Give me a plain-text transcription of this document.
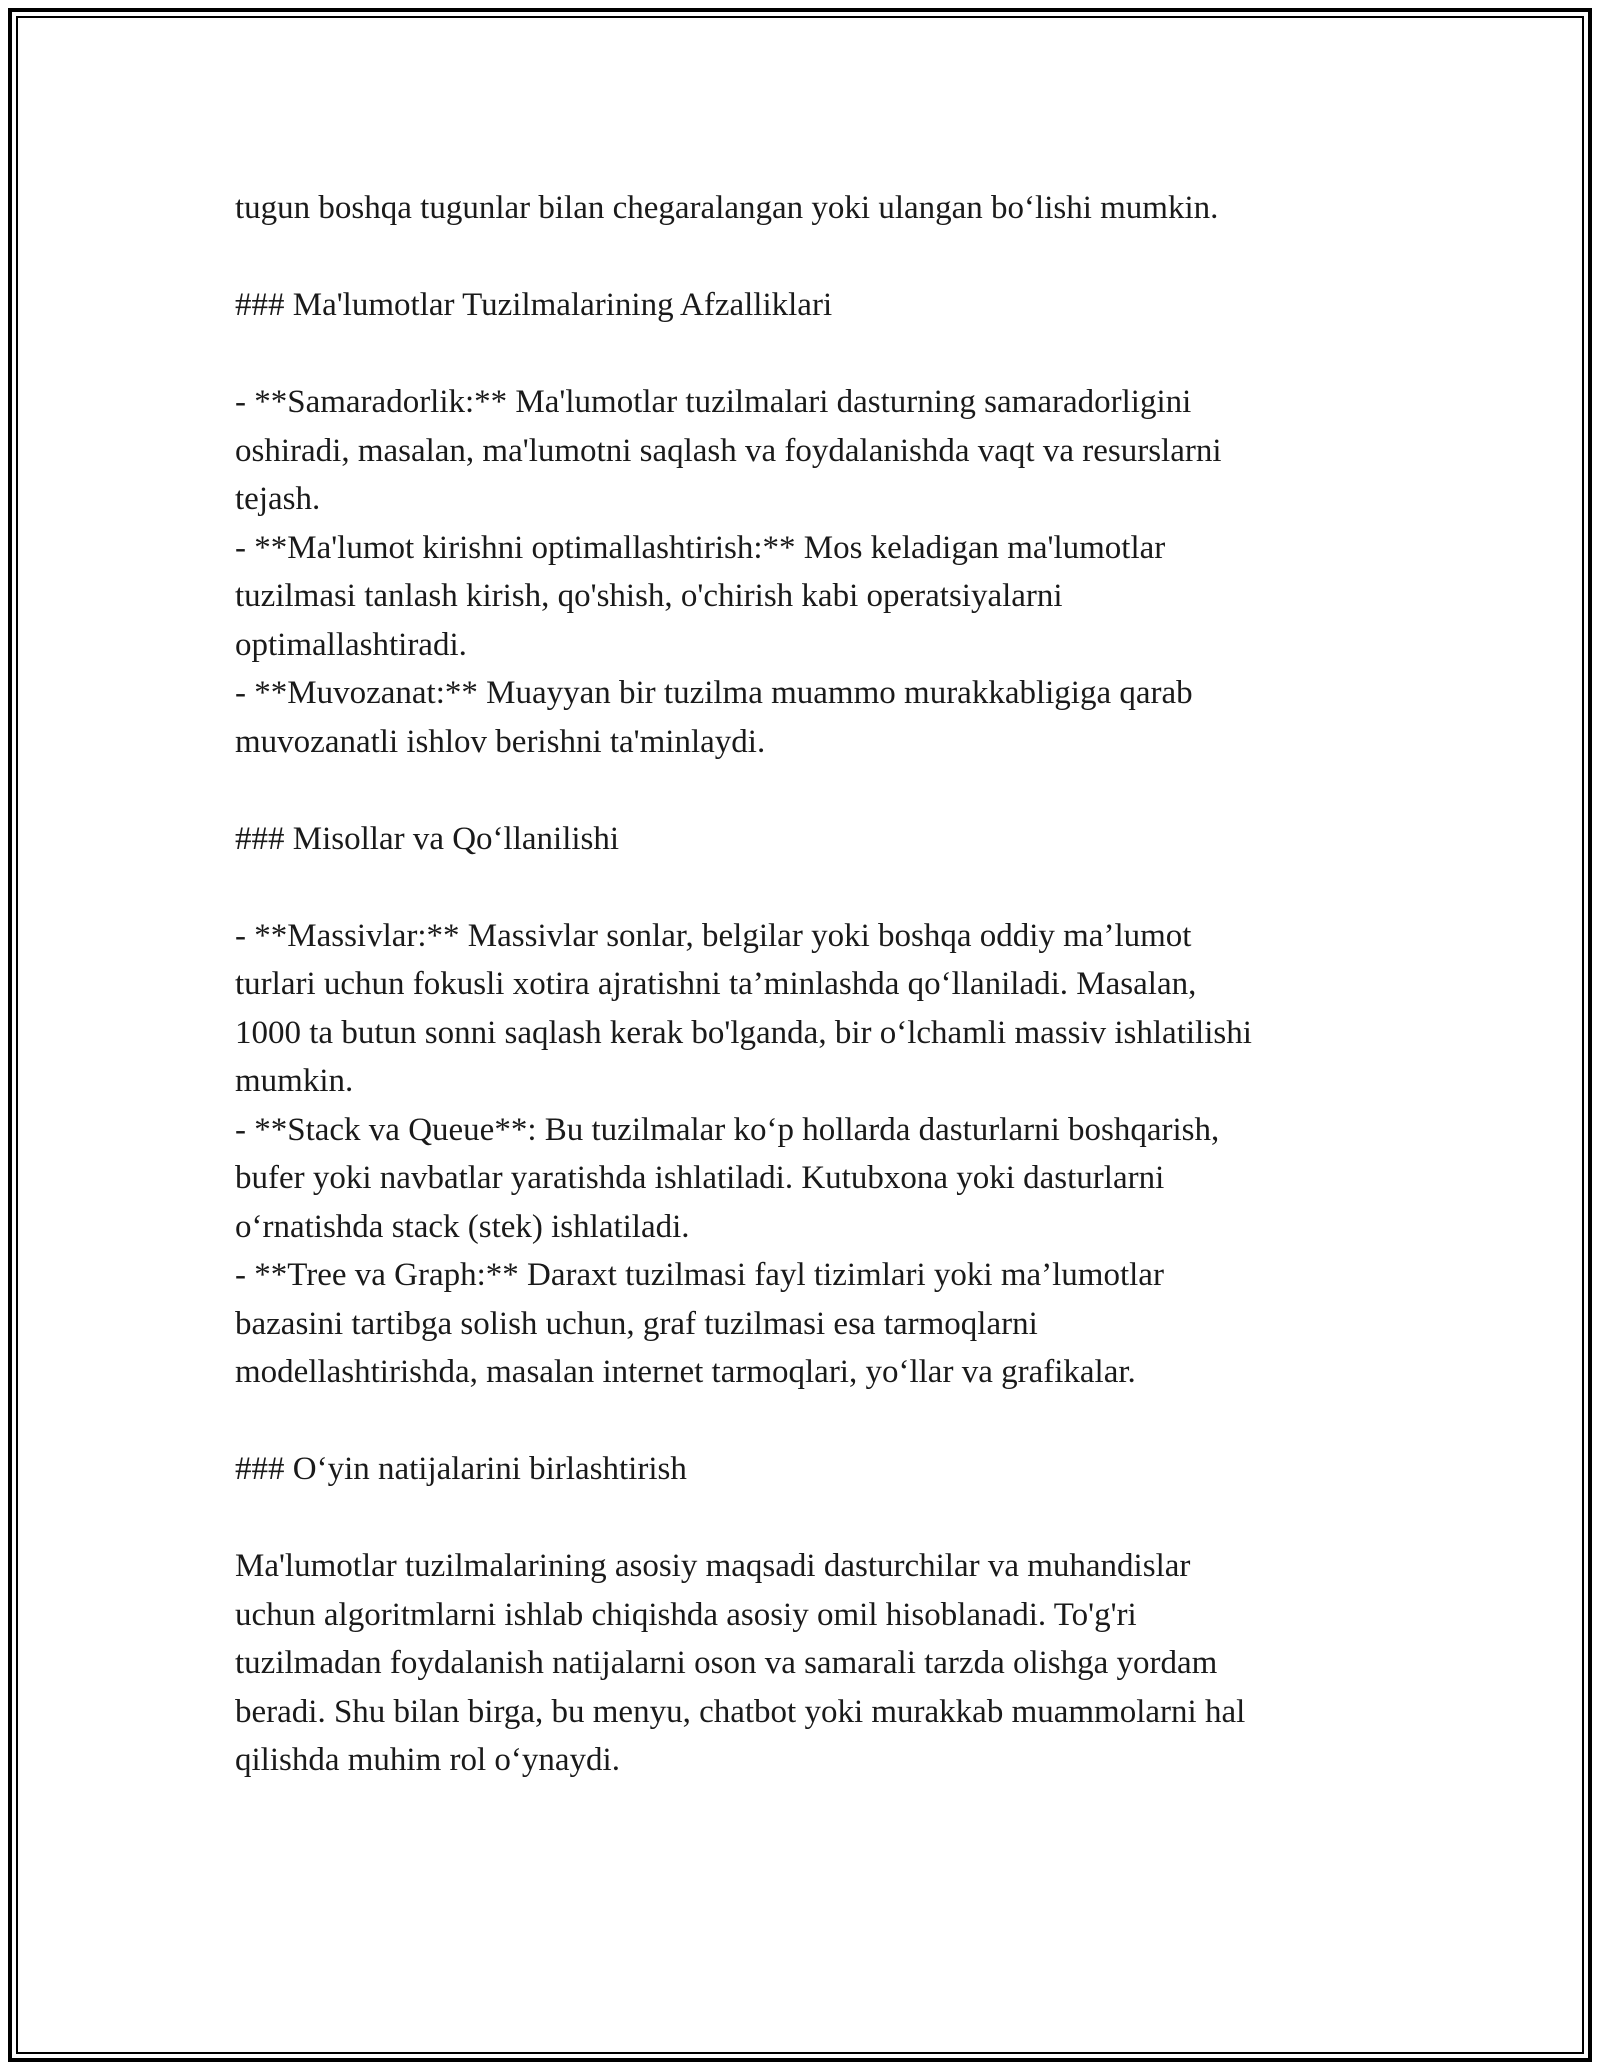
tugun boshqa tugunlar bilan chegaralangan yoki ulangan bo‘lishi mumkin.
### Ma'lumotlar Tuzilmalarining Afzalliklari
- **Samaradorlik:** Ma'lumotlar tuzilmalari dasturning samaradorligini
oshiradi, masalan, ma'lumotni saqlash va foydalanishda vaqt va resurslarni
tejash.
- **Ma'lumot kirishni optimallashtirish:** Mos keladigan ma'lumotlar
tuzilmasi tanlash kirish, qo'shish, o'chirish kabi operatsiyalarni
optimallashtiradi.
- **Muvozanat:** Muayyan bir tuzilma muammo murakkabligiga qarab
muvozanatli ishlov berishni ta'minlaydi.
### Misollar va Qo‘llanilishi
- **Massivlar:** Massivlar sonlar, belgilar yoki boshqa oddiy ma’lumot
turlari uchun fokusli xotira ajratishni ta’minlashda qo‘llaniladi. Masalan,
1000 ta butun sonni saqlash kerak bo'lganda, bir o‘lchamli massiv ishlatilishi
mumkin.
- **Stack va Queue**: Bu tuzilmalar ko‘p hollarda dasturlarni boshqarish,
bufer yoki navbatlar yaratishda ishlatiladi. Kutubxona yoki dasturlarni
o‘rnatishda stack (stek) ishlatiladi.
- **Tree va Graph:** Daraxt tuzilmasi fayl tizimlari yoki ma’lumotlar
bazasini tartibga solish uchun, graf tuzilmasi esa tarmoqlarni
modellashtirishda, masalan internet tarmoqlari, yo‘llar va grafikalar.
### O‘yin natijalarini birlashtirish
Ma'lumotlar tuzilmalarining asosiy maqsadi dasturchilar va muhandislar
uchun algoritmlarni ishlab chiqishda asosiy omil hisoblanadi. To'g'ri
tuzilmadan foydalanish natijalarni oson va samarali tarzda olishga yordam
beradi. Shu bilan birga, bu menyu, chatbot yoki murakkab muammolarni hal
qilishda muhim rol o‘ynaydi.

==================================================

# STATED GOAL:
Using the data above, print every line exactly, omitting pictures.

# PROBLEM SOLUTION:
Give me a plain-text transcription of this document.
tugun boshqa tugunlar bilan chegaralangan yoki ulangan bo‘lishi mumkin.
### Ma'lumotlar Tuzilmalarining Afzalliklari
- **Samaradorlik:** Ma'lumotlar tuzilmalari dasturning samaradorligini
oshiradi, masalan, ma'lumotni saqlash va foydalanishda vaqt va resurslarni
tejash.
- **Ma'lumot kirishni optimallashtirish:** Mos keladigan ma'lumotlar
tuzilmasi tanlash kirish, qo'shish, o'chirish kabi operatsiyalarni
optimallashtiradi.
- **Muvozanat:** Muayyan bir tuzilma muammo murakkabligiga qarab
muvozanatli ishlov berishni ta'minlaydi.
### Misollar va Qo‘llanilishi
- **Massivlar:** Massivlar sonlar, belgilar yoki boshqa oddiy ma’lumot
turlari uchun fokusli xotira ajratishni ta’minlashda qo‘llaniladi. Masalan,
1000 ta butun sonni saqlash kerak bo'lganda, bir o‘lchamli massiv ishlatilishi
mumkin.
- **Stack va Queue**: Bu tuzilmalar ko‘p hollarda dasturlarni boshqarish,
bufer yoki navbatlar yaratishda ishlatiladi. Kutubxona yoki dasturlarni
o‘rnatishda stack (stek) ishlatiladi.
- **Tree va Graph:** Daraxt tuzilmasi fayl tizimlari yoki ma’lumotlar
bazasini tartibga solish uchun, graf tuzilmasi esa tarmoqlarni
modellashtirishda, masalan internet tarmoqlari, yo‘llar va grafikalar.
### O‘yin natijalarini birlashtirish
Ma'lumotlar tuzilmalarining asosiy maqsadi dasturchilar va muhandislar
uchun algoritmlarni ishlab chiqishda asosiy omil hisoblanadi. To'g'ri
tuzilmadan foydalanish natijalarni oson va samarali tarzda olishga yordam
beradi. Shu bilan birga, bu menyu, chatbot yoki murakkab muammolarni hal
qilishda muhim rol o‘ynaydi.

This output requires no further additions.